Stored data entries:
----

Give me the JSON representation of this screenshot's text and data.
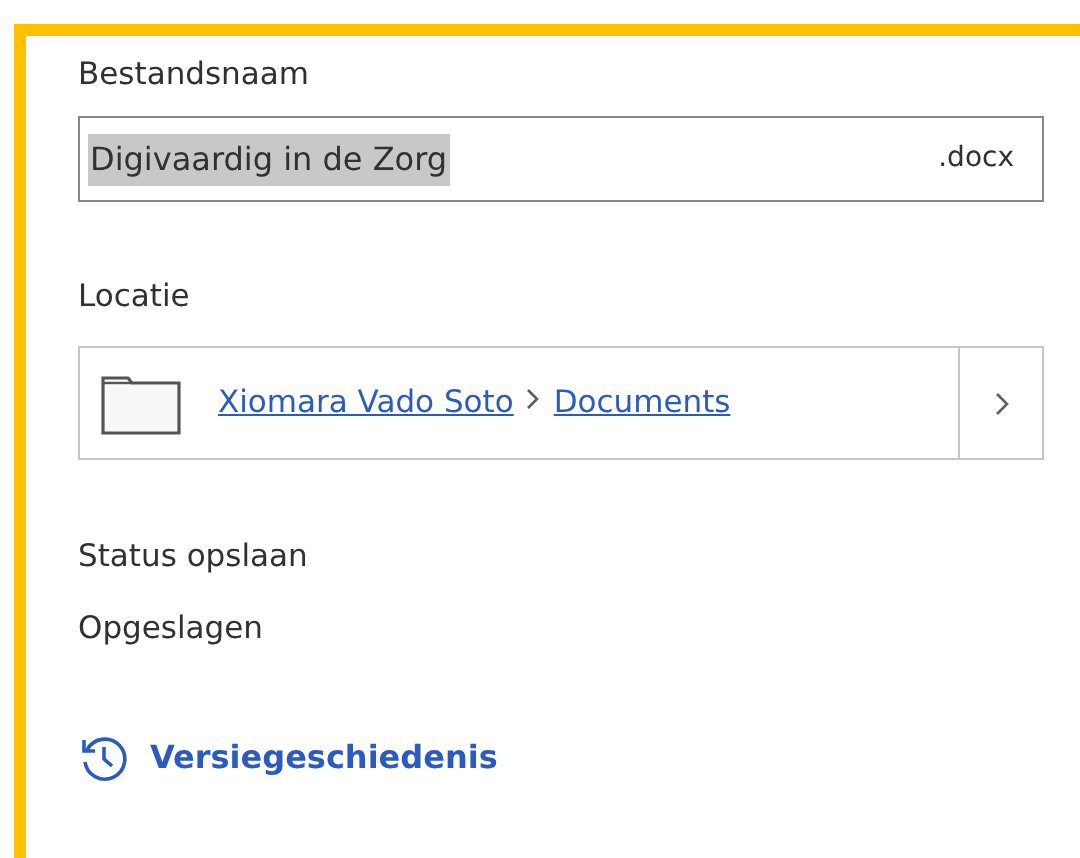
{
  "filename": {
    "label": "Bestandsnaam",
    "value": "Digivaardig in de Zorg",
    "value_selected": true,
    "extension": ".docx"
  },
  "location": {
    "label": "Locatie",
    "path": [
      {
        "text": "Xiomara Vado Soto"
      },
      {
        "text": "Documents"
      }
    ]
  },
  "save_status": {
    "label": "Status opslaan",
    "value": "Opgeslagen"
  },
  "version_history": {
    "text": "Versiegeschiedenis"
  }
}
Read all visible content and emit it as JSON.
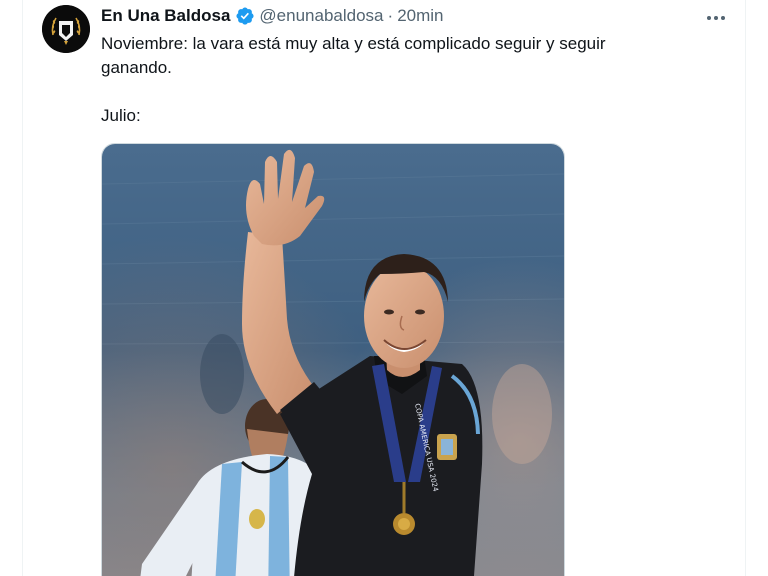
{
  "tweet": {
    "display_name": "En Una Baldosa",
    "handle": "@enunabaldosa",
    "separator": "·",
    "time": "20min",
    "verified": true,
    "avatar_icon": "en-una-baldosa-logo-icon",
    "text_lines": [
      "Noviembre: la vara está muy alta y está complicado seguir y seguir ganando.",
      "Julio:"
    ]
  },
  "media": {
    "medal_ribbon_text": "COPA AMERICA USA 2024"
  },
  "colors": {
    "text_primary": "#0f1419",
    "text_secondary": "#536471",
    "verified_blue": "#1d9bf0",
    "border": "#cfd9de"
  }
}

----

The task:
Count the lines in the records above that contain the word "JSON", and give only that number.

Answer:
2